# Start of Information provided
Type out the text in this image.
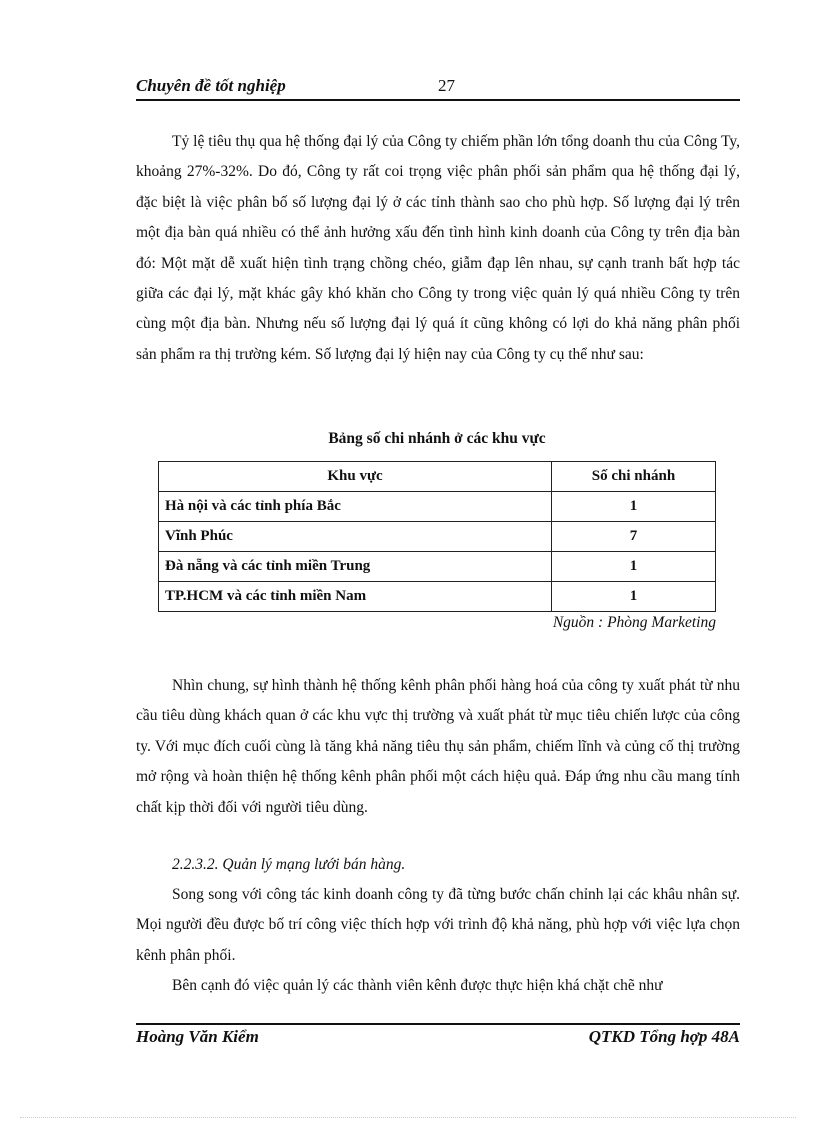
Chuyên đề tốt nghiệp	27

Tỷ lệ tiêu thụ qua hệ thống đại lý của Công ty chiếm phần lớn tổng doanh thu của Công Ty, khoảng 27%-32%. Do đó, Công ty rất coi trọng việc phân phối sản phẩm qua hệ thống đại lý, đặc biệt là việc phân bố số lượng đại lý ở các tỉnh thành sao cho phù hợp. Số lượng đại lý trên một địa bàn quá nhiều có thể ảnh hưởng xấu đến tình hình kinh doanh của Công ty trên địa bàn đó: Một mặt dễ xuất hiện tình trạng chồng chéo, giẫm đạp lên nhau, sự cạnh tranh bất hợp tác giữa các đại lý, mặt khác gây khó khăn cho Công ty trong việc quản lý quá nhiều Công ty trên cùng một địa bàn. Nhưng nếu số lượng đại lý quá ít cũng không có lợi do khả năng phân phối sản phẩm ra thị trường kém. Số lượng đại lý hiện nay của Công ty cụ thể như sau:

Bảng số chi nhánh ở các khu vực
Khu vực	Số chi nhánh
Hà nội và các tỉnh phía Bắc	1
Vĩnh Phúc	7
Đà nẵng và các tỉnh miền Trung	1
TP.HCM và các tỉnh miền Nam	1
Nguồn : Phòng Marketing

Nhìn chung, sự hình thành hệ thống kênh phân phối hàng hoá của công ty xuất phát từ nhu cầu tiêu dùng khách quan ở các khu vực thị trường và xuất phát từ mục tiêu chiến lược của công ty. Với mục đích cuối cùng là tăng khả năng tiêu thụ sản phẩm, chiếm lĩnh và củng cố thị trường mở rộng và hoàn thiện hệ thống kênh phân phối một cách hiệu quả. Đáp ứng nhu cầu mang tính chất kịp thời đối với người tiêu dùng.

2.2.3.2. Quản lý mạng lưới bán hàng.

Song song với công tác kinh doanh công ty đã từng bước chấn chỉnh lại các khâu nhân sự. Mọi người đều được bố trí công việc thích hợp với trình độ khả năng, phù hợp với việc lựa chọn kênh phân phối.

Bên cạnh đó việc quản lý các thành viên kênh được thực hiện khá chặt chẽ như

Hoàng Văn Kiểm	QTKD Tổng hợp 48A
# End of Information provided
# Start of Information provided
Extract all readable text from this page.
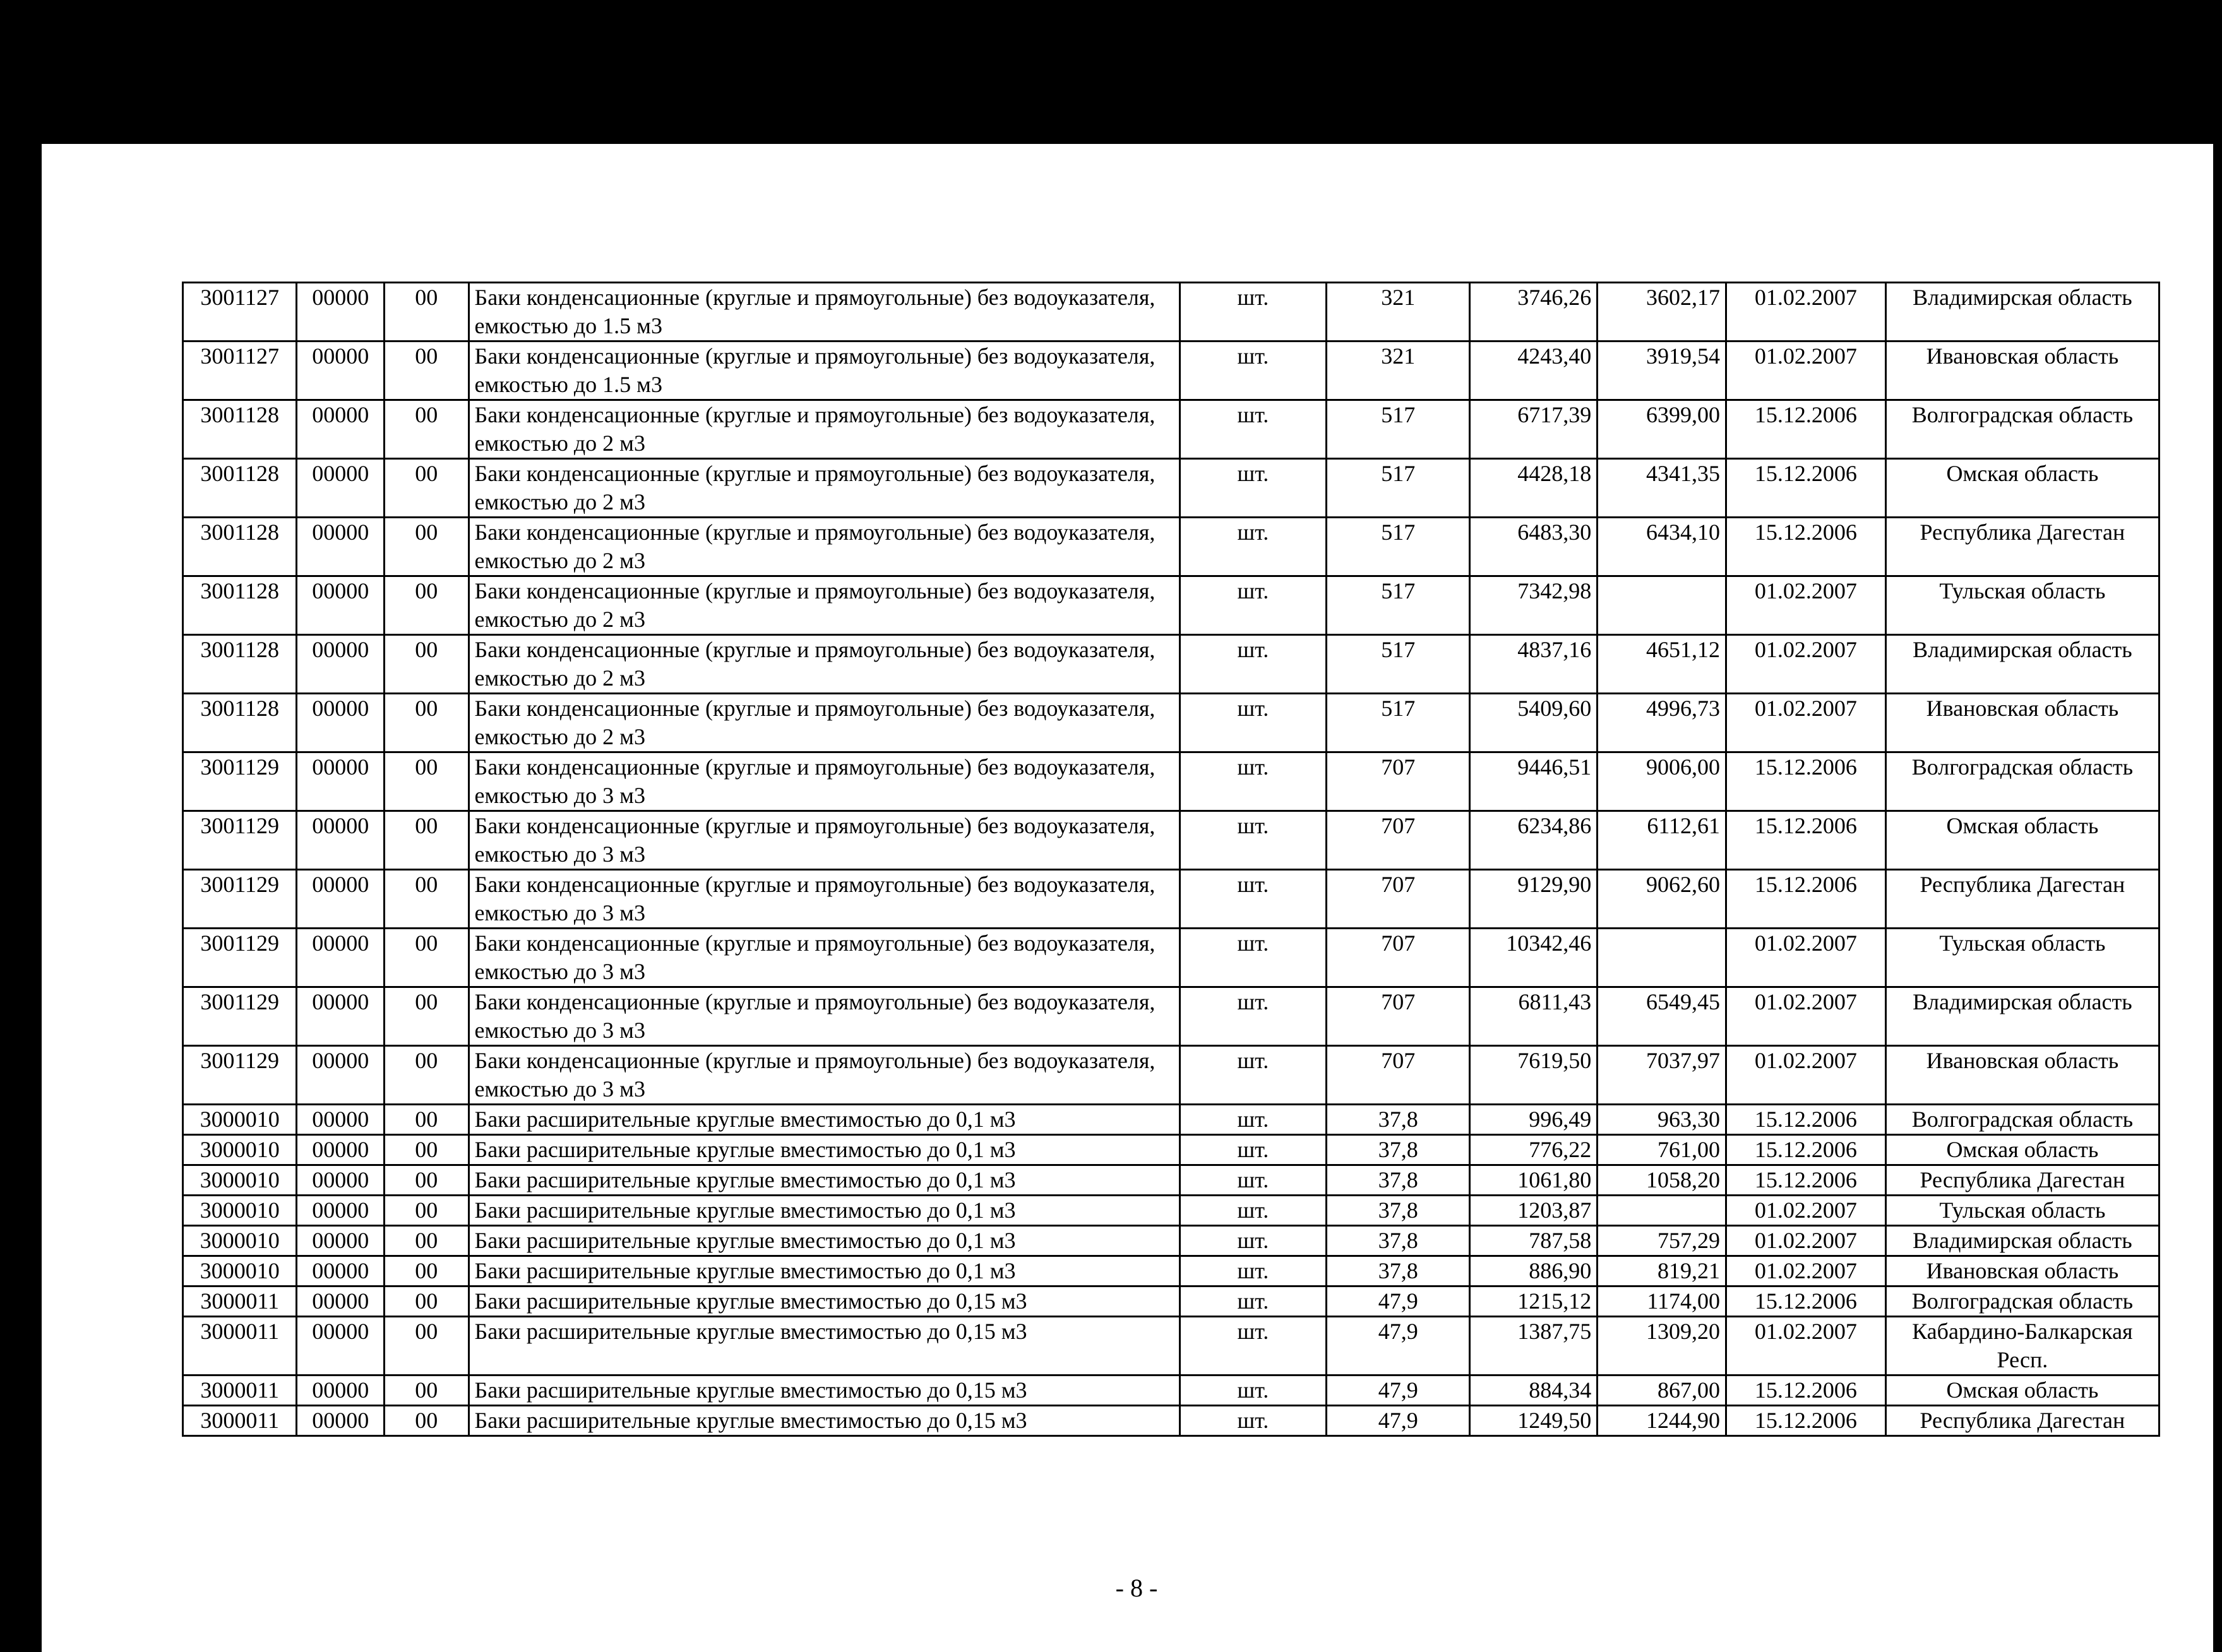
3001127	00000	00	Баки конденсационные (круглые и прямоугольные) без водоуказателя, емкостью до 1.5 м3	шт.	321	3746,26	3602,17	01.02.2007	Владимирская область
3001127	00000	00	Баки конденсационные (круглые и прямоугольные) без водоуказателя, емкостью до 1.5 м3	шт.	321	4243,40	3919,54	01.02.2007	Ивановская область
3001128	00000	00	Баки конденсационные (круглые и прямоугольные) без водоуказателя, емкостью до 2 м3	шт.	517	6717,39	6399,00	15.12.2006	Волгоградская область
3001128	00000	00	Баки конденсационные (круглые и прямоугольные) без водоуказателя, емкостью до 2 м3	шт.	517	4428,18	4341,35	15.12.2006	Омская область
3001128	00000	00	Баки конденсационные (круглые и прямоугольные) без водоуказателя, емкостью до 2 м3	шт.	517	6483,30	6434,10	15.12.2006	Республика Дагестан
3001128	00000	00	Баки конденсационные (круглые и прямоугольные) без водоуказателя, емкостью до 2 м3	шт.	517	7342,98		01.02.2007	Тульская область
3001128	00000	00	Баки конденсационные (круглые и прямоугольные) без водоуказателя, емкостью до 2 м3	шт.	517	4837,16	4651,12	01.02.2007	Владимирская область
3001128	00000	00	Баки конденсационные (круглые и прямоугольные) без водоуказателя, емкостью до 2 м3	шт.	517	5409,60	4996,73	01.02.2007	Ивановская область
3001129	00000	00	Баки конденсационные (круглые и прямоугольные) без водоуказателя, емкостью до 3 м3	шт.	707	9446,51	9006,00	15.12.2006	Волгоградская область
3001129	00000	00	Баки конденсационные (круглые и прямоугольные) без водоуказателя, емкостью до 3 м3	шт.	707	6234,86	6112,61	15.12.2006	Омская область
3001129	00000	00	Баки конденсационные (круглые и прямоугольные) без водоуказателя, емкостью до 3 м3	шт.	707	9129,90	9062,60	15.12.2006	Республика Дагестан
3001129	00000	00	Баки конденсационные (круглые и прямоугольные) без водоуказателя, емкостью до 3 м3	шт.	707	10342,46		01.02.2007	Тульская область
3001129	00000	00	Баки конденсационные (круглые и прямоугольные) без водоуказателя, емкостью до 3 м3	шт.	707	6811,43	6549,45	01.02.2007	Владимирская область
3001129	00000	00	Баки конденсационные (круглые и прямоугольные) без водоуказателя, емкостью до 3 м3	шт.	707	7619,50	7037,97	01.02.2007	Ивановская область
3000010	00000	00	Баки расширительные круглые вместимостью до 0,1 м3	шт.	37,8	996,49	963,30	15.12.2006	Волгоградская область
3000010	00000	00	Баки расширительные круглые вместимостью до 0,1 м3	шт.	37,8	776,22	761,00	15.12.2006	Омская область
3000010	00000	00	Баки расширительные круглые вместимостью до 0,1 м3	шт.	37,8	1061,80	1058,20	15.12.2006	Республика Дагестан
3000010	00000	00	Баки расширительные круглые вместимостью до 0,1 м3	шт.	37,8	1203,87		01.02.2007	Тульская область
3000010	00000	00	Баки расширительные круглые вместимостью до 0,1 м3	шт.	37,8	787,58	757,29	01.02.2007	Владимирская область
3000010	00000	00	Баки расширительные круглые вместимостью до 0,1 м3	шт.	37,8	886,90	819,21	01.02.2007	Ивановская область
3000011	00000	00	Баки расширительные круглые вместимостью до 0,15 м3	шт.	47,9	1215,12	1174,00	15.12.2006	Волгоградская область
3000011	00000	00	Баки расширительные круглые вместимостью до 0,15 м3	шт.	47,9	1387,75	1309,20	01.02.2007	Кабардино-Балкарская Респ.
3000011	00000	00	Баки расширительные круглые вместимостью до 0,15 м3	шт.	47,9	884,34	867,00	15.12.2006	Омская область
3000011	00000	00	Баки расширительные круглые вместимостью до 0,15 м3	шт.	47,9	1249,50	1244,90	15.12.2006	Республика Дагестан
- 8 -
# End of Information provided
# Start of Information provided
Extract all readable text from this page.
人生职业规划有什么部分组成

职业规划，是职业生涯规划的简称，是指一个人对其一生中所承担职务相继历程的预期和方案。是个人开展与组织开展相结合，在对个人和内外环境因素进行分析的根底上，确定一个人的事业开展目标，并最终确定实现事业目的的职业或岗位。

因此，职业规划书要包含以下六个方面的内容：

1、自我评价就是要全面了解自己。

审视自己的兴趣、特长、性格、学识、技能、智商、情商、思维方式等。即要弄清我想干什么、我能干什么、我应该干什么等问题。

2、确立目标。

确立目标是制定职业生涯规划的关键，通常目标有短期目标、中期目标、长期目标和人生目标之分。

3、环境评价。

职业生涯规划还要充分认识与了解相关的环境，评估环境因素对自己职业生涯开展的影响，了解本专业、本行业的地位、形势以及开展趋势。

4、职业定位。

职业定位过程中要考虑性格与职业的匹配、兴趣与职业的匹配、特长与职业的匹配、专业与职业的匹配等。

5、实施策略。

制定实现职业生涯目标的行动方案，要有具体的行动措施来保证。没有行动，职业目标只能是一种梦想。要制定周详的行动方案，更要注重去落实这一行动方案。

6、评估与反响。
# End of Information provided
## Work to be completed
Report the number of lines in the listing that include the string "nhánh"; give nothing but the number.

## Written solution
2